| Goal of the exercise |
Report only the number of lines in this material that include the string "early".
===== Dataset content =====
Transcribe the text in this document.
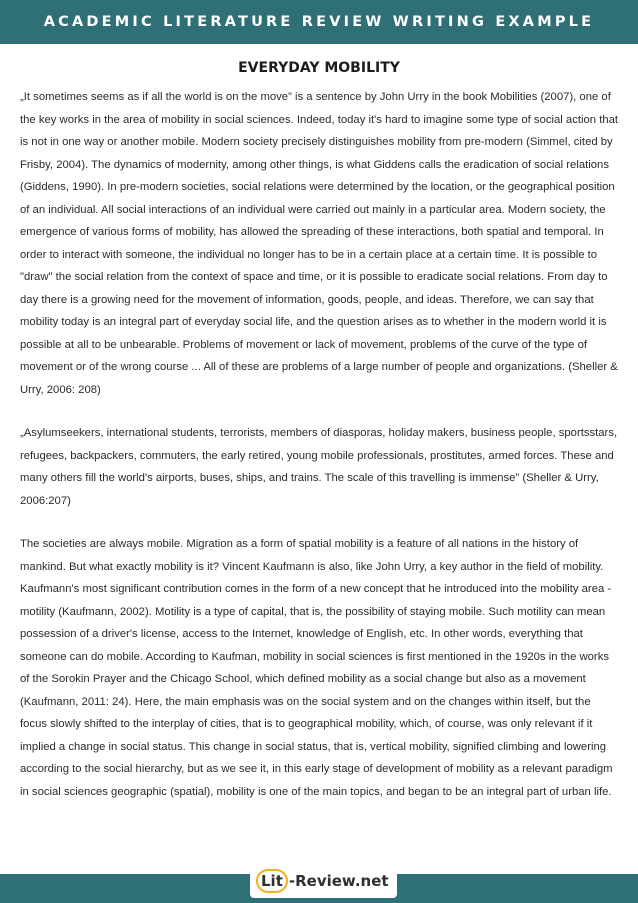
ACADEMIC LITERATURE REVIEW WRITING EXAMPLE
EVERYDAY MOBILITY

„It sometimes seems as if all the world is on the move” is a sentence by John Urry in the book Mobilities (2007), one of the key works in the area of mobility in social sciences. Indeed, today it's hard to imagine some type of social action that is not in one way or another mobile. Modern society precisely distinguishes mobility from pre-modern (Simmel, cited by Frisby, 2004). The dynamics of modernity, among other things, is what Giddens calls the eradication of social relations (Giddens, 1990). In pre-modern societies, social relations were determined by the location, or the geographical position of an individual. All social interactions of an individual were carried out mainly in a particular area. Modern society, the emergence of various forms of mobility, has allowed the spreading of these interactions, both spatial and temporal. In order to interact with someone, the individual no longer has to be in a certain place at a certain time. It is possible to "draw" the social relation from the context of space and time, or it is possible to eradicate social relations. From day to day there is a growing need for the movement of information, goods, people, and ideas. Therefore, we can say that mobility today is an integral part of everyday social life, and the question arises as to whether in the modern world it is possible at all to be unbearable. Problems of movement or lack of movement, problems of the curve of the type of movement or of the wrong course ... All of these are problems of a large number of people and organizations. (Sheller & Urry, 2006: 208)

„Asylumseekers, international students, terrorists, members of diasporas, holiday makers, business people, sportsstars, refugees, backpackers, commuters, the early retired, young mobile professionals, prostitutes, armed forces. These and many others fill the world's airports, buses, ships, and trains. The scale of this travelling is immense” (Sheller & Urry, 2006:207)

The societies are always mobile. Migration as a form of spatial mobility is a feature of all nations in the history of mankind. But what exactly mobility is it? Vincent Kaufmann is also, like John Urry, a key author in the field of mobility. Kaufmann's most significant contribution comes in the form of a new concept that he introduced into the mobility area - motility (Kaufmann, 2002). Motility is a type of capital, that is, the possibility of staying mobile. Such motility can mean possession of a driver's license, access to the Internet, knowledge of English, etc. In other words, everything that someone can do mobile. According to Kaufman, mobility in social sciences is first mentioned in the 1920s in the works of the Sorokin Prayer and the Chicago School, which defined mobility as a social change but also as a movement (Kaufmann, 2011: 24). Here, the main emphasis was on the social system and on the changes within itself, but the focus slowly shifted to the interplay of cities, that is to geographical mobility, which, of course, was only relevant if it implied a change in social status. This change in social status, that is, vertical mobility, signified climbing and lowering according to the social hierarchy, but as we see it, in this early stage of development of mobility as a relevant paradigm in social sciences geographic (spatial), mobility is one of the main topics, and began to be an integral part of urban life.

Lit -Review.net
=====
| Solution below |
2